Print every record below exactly as written.
==== PROVIDED RECORDS
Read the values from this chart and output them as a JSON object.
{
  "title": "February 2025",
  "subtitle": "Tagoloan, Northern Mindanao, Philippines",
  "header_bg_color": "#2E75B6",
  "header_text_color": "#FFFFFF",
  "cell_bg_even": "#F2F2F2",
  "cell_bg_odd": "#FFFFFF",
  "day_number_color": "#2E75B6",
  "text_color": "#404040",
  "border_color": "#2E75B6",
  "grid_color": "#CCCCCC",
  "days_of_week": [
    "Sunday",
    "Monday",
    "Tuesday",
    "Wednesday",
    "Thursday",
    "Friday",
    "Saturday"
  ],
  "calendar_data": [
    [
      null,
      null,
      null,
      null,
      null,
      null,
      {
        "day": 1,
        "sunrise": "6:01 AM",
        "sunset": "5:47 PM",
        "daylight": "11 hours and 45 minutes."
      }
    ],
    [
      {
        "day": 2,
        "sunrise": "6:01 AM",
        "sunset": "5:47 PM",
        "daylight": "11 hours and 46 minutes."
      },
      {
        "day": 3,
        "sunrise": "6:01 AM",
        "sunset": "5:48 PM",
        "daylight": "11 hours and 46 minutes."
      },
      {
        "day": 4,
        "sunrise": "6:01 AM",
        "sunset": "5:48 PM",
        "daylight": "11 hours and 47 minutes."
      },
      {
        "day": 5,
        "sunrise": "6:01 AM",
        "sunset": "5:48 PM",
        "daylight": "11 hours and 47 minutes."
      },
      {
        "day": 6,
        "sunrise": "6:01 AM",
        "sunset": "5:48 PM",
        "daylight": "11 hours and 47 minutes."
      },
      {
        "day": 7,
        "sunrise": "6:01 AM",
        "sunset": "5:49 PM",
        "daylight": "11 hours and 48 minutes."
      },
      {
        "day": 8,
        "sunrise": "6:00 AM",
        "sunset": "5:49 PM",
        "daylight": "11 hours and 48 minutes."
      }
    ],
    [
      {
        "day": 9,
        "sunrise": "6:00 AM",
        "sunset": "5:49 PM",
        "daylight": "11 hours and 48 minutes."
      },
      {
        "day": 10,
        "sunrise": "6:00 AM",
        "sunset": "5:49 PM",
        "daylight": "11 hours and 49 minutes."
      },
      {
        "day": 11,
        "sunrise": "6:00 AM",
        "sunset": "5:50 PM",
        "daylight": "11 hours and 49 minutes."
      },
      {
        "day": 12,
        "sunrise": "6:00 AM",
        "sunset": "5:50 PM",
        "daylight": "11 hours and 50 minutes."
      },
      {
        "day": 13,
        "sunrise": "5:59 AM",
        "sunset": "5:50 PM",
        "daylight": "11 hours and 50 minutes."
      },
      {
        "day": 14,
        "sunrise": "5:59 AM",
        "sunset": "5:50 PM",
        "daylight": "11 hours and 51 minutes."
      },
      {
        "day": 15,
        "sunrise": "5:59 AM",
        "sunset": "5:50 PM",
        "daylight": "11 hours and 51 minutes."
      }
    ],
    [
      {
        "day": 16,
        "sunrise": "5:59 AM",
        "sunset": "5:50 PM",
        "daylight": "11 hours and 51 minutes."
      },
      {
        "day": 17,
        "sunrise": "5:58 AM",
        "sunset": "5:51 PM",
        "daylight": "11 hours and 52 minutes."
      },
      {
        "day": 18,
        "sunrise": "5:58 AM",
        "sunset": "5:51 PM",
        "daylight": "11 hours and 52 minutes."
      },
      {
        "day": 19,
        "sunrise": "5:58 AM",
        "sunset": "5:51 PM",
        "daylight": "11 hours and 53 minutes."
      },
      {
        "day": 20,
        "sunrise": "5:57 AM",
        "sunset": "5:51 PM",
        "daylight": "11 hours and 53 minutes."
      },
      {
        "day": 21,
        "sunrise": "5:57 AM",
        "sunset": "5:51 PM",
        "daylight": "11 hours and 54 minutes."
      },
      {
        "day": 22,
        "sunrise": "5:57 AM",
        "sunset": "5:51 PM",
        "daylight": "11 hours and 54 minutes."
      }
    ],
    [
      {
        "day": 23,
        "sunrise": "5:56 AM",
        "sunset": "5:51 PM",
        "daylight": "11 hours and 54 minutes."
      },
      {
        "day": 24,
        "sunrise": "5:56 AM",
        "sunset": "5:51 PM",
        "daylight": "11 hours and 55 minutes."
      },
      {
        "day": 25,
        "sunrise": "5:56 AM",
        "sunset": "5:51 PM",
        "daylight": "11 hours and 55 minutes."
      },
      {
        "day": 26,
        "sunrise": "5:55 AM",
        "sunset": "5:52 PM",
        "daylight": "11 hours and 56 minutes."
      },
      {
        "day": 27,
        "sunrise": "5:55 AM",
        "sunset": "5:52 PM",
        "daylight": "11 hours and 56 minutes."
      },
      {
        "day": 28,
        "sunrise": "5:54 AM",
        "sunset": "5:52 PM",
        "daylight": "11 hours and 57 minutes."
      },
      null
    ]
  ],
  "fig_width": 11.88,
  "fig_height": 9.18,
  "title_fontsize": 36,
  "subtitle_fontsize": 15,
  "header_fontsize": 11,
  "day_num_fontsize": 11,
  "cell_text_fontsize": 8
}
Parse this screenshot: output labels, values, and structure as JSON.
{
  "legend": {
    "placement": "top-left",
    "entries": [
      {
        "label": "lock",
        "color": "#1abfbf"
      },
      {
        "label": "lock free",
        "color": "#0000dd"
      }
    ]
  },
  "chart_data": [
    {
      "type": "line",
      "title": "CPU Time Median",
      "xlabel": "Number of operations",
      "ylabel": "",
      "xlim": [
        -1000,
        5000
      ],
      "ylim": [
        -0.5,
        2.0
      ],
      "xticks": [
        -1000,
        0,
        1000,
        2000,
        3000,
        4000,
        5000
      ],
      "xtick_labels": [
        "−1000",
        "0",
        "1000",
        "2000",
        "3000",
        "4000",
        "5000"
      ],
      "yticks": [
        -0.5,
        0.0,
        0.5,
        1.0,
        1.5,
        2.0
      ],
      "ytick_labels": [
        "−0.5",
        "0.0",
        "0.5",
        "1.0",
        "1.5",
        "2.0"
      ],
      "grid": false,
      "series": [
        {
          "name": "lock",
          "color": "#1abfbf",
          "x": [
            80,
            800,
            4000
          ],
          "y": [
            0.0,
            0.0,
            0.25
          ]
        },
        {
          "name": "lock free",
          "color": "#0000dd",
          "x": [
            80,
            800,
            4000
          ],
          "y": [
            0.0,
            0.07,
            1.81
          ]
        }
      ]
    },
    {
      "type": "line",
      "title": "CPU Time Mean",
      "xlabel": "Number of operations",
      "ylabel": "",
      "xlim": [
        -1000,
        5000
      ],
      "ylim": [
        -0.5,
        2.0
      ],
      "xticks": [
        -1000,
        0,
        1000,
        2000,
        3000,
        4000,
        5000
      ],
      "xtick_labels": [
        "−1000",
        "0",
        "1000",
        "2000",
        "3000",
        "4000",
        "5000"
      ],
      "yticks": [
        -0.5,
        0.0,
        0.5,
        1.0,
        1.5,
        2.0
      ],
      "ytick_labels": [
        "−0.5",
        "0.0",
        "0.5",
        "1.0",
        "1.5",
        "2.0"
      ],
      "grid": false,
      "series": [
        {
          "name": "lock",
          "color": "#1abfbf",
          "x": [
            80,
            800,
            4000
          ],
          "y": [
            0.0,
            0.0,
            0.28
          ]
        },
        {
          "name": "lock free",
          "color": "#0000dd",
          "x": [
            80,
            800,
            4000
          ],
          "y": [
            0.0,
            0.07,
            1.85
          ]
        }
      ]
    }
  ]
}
========
OUTPUT FOR THIS EXERCISE:
Read the values from this chart and output them as a JSON object.
{
  "title": "February 2025",
  "subtitle": "Tagoloan, Northern Mindanao, Philippines",
  "header_bg_color": "#2E75B6",
  "header_text_color": "#FFFFFF",
  "cell_bg_even": "#F2F2F2",
  "cell_bg_odd": "#FFFFFF",
  "day_number_color": "#2E75B6",
  "text_color": "#404040",
  "border_color": "#2E75B6",
  "grid_color": "#CCCCCC",
  "days_of_week": [
    "Sunday",
    "Monday",
    "Tuesday",
    "Wednesday",
    "Thursday",
    "Friday",
    "Saturday"
  ],
  "calendar_data": [
    [
      null,
      null,
      null,
      null,
      null,
      null,
      {
        "day": 1,
        "sunrise": "6:01 AM",
        "sunset": "5:47 PM",
        "daylight": "11 hours and 45 minutes."
      }
    ],
    [
      {
        "day": 2,
        "sunrise": "6:01 AM",
        "sunset": "5:47 PM",
        "daylight": "11 hours and 46 minutes."
      },
      {
        "day": 3,
        "sunrise": "6:01 AM",
        "sunset": "5:48 PM",
        "daylight": "11 hours and 46 minutes."
      },
      {
        "day": 4,
        "sunrise": "6:01 AM",
        "sunset": "5:48 PM",
        "daylight": "11 hours and 47 minutes."
      },
      {
        "day": 5,
        "sunrise": "6:01 AM",
        "sunset": "5:48 PM",
        "daylight": "11 hours and 47 minutes."
      },
      {
        "day": 6,
        "sunrise": "6:01 AM",
        "sunset": "5:48 PM",
        "daylight": "11 hours and 47 minutes."
      },
      {
        "day": 7,
        "sunrise": "6:01 AM",
        "sunset": "5:49 PM",
        "daylight": "11 hours and 48 minutes."
      },
      {
        "day": 8,
        "sunrise": "6:00 AM",
        "sunset": "5:49 PM",
        "daylight": "11 hours and 48 minutes."
      }
    ],
    [
      {
        "day": 9,
        "sunrise": "6:00 AM",
        "sunset": "5:49 PM",
        "daylight": "11 hours and 48 minutes."
      },
      {
        "day": 10,
        "sunrise": "6:00 AM",
        "sunset": "5:49 PM",
        "daylight": "11 hours and 49 minutes."
      },
      {
        "day": 11,
        "sunrise": "6:00 AM",
        "sunset": "5:50 PM",
        "daylight": "11 hours and 49 minutes."
      },
      {
        "day": 12,
        "sunrise": "6:00 AM",
        "sunset": "5:50 PM",
        "daylight": "11 hours and 50 minutes."
      },
      {
        "day": 13,
        "sunrise": "5:59 AM",
        "sunset": "5:50 PM",
        "daylight": "11 hours and 50 minutes."
      },
      {
        "day": 14,
        "sunrise": "5:59 AM",
        "sunset": "5:50 PM",
        "daylight": "11 hours and 51 minutes."
      },
      {
        "day": 15,
        "sunrise": "5:59 AM",
        "sunset": "5:50 PM",
        "daylight": "11 hours and 51 minutes."
      }
    ],
    [
      {
        "day": 16,
        "sunrise": "5:59 AM",
        "sunset": "5:50 PM",
        "daylight": "11 hours and 51 minutes."
      },
      {
        "day": 17,
        "sunrise": "5:58 AM",
        "sunset": "5:51 PM",
        "daylight": "11 hours and 52 minutes."
      },
      {
        "day": 18,
        "sunrise": "5:58 AM",
        "sunset": "5:51 PM",
        "daylight": "11 hours and 52 minutes."
      },
      {
        "day": 19,
        "sunrise": "5:58 AM",
        "sunset": "5:51 PM",
        "daylight": "11 hours and 53 minutes."
      },
      {
        "day": 20,
        "sunrise": "5:57 AM",
        "sunset": "5:51 PM",
        "daylight": "11 hours and 53 minutes."
      },
      {
        "day": 21,
        "sunrise": "5:57 AM",
        "sunset": "5:51 PM",
        "daylight": "11 hours and 54 minutes."
      },
      {
        "day": 22,
        "sunrise": "5:57 AM",
        "sunset": "5:51 PM",
        "daylight": "11 hours and 54 minutes."
      }
    ],
    [
      {
        "day": 23,
        "sunrise": "5:56 AM",
        "sunset": "5:51 PM",
        "daylight": "11 hours and 54 minutes."
      },
      {
        "day": 24,
        "sunrise": "5:56 AM",
        "sunset": "5:51 PM",
        "daylight": "11 hours and 55 minutes."
      },
      {
        "day": 25,
        "sunrise": "5:56 AM",
        "sunset": "5:51 PM",
        "daylight": "11 hours and 55 minutes."
      },
      {
        "day": 26,
        "sunrise": "5:55 AM",
        "sunset": "5:52 PM",
        "daylight": "11 hours and 56 minutes."
      },
      {
        "day": 27,
        "sunrise": "5:55 AM",
        "sunset": "5:52 PM",
        "daylight": "11 hours and 56 minutes."
      },
      {
        "day": 28,
        "sunrise": "5:54 AM",
        "sunset": "5:52 PM",
        "daylight": "11 hours and 57 minutes."
      },
      null
    ]
  ],
  "fig_width": 11.88,
  "fig_height": 9.18,
  "title_fontsize": 36,
  "subtitle_fontsize": 15,
  "header_fontsize": 11,
  "day_num_fontsize": 11,
  "cell_text_fontsize": 8
}
Parse this screenshot: output labels, values, and structure as JSON.
{
  "legend": {
    "placement": "top-left",
    "entries": [
      {
        "label": "lock",
        "color": "#1abfbf"
      },
      {
        "label": "lock free",
        "color": "#0000dd"
      }
    ]
  },
  "chart_data": [
    {
      "type": "line",
      "title": "CPU Time Median",
      "xlabel": "Number of operations",
      "ylabel": "",
      "xlim": [
        -1000,
        5000
      ],
      "ylim": [
        -0.5,
        2.0
      ],
      "xticks": [
        -1000,
        0,
        1000,
        2000,
        3000,
        4000,
        5000
      ],
      "xtick_labels": [
        "−1000",
        "0",
        "1000",
        "2000",
        "3000",
        "4000",
        "5000"
      ],
      "yticks": [
        -0.5,
        0.0,
        0.5,
        1.0,
        1.5,
        2.0
      ],
      "ytick_labels": [
        "−0.5",
        "0.0",
        "0.5",
        "1.0",
        "1.5",
        "2.0"
      ],
      "grid": false,
      "series": [
        {
          "name": "lock",
          "color": "#1abfbf",
          "x": [
            80,
            800,
            4000
          ],
          "y": [
            0.0,
            0.0,
            0.25
          ]
        },
        {
          "name": "lock free",
          "color": "#0000dd",
          "x": [
            80,
            800,
            4000
          ],
          "y": [
            0.0,
            0.07,
            1.81
          ]
        }
      ]
    },
    {
      "type": "line",
      "title": "CPU Time Mean",
      "xlabel": "Number of operations",
      "ylabel": "",
      "xlim": [
        -1000,
        5000
      ],
      "ylim": [
        -0.5,
        2.0
      ],
      "xticks": [
        -1000,
        0,
        1000,
        2000,
        3000,
        4000,
        5000
      ],
      "xtick_labels": [
        "−1000",
        "0",
        "1000",
        "2000",
        "3000",
        "4000",
        "5000"
      ],
      "yticks": [
        -0.5,
        0.0,
        0.5,
        1.0,
        1.5,
        2.0
      ],
      "ytick_labels": [
        "−0.5",
        "0.0",
        "0.5",
        "1.0",
        "1.5",
        "2.0"
      ],
      "grid": false,
      "series": [
        {
          "name": "lock",
          "color": "#1abfbf",
          "x": [
            80,
            800,
            4000
          ],
          "y": [
            0.0,
            0.0,
            0.28
          ]
        },
        {
          "name": "lock free",
          "color": "#0000dd",
          "x": [
            80,
            800,
            4000
          ],
          "y": [
            0.0,
            0.07,
            1.85
          ]
        }
      ]
    }
  ]
}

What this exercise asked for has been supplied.